--- begin Provided records ---

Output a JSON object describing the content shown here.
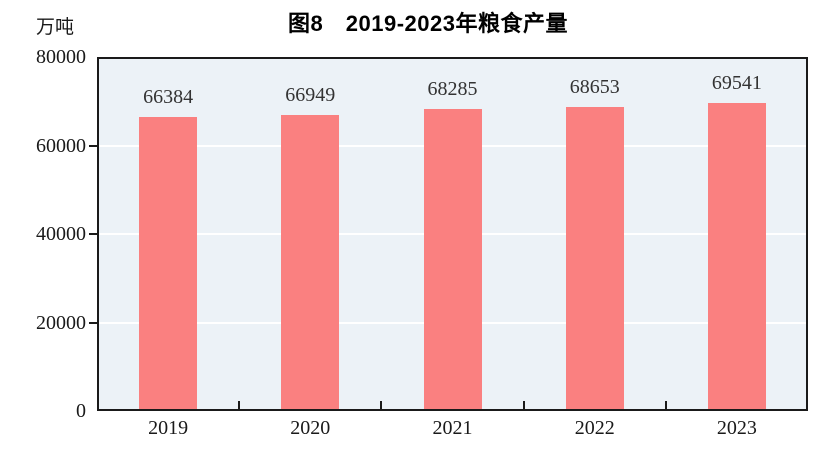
{
  "header": {
    "title": "图8　2019-2023年粮食产量",
    "unit_label": "万吨"
  },
  "chart_data": {
    "type": "bar",
    "title": "图8　2019-2023年粮食产量",
    "ylabel": "万吨",
    "xlabel": "",
    "categories": [
      "2019",
      "2020",
      "2021",
      "2022",
      "2023"
    ],
    "values": [
      66384,
      66949,
      68285,
      68653,
      69541
    ],
    "value_labels": [
      "66384",
      "66949",
      "68285",
      "68653",
      "69541"
    ],
    "ylim": [
      0,
      80000
    ],
    "yticks": [
      0,
      20000,
      40000,
      60000,
      80000
    ],
    "grid": true,
    "legend": "none",
    "bar_color": "#fa8080",
    "plot_bg_color": "#ecf2f7",
    "gridline_color": "#ffffff",
    "axis_color": "#1a1a1a",
    "value_label_color": "#333333"
  }
}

--- end Provided records ---

Omit all pictures while transcribing the entries verbatim.

> [Complete output]:
Output a JSON object describing the content shown here.
{
  "header": {
    "title": "图8　2019-2023年粮食产量",
    "unit_label": "万吨"
  },
  "chart_data": {
    "type": "bar",
    "title": "图8　2019-2023年粮食产量",
    "ylabel": "万吨",
    "xlabel": "",
    "categories": [
      "2019",
      "2020",
      "2021",
      "2022",
      "2023"
    ],
    "values": [
      66384,
      66949,
      68285,
      68653,
      69541
    ],
    "value_labels": [
      "66384",
      "66949",
      "68285",
      "68653",
      "69541"
    ],
    "ylim": [
      0,
      80000
    ],
    "yticks": [
      0,
      20000,
      40000,
      60000,
      80000
    ],
    "grid": true,
    "legend": "none",
    "bar_color": "#fa8080",
    "plot_bg_color": "#ecf2f7",
    "gridline_color": "#ffffff",
    "axis_color": "#1a1a1a",
    "value_label_color": "#333333"
  }
}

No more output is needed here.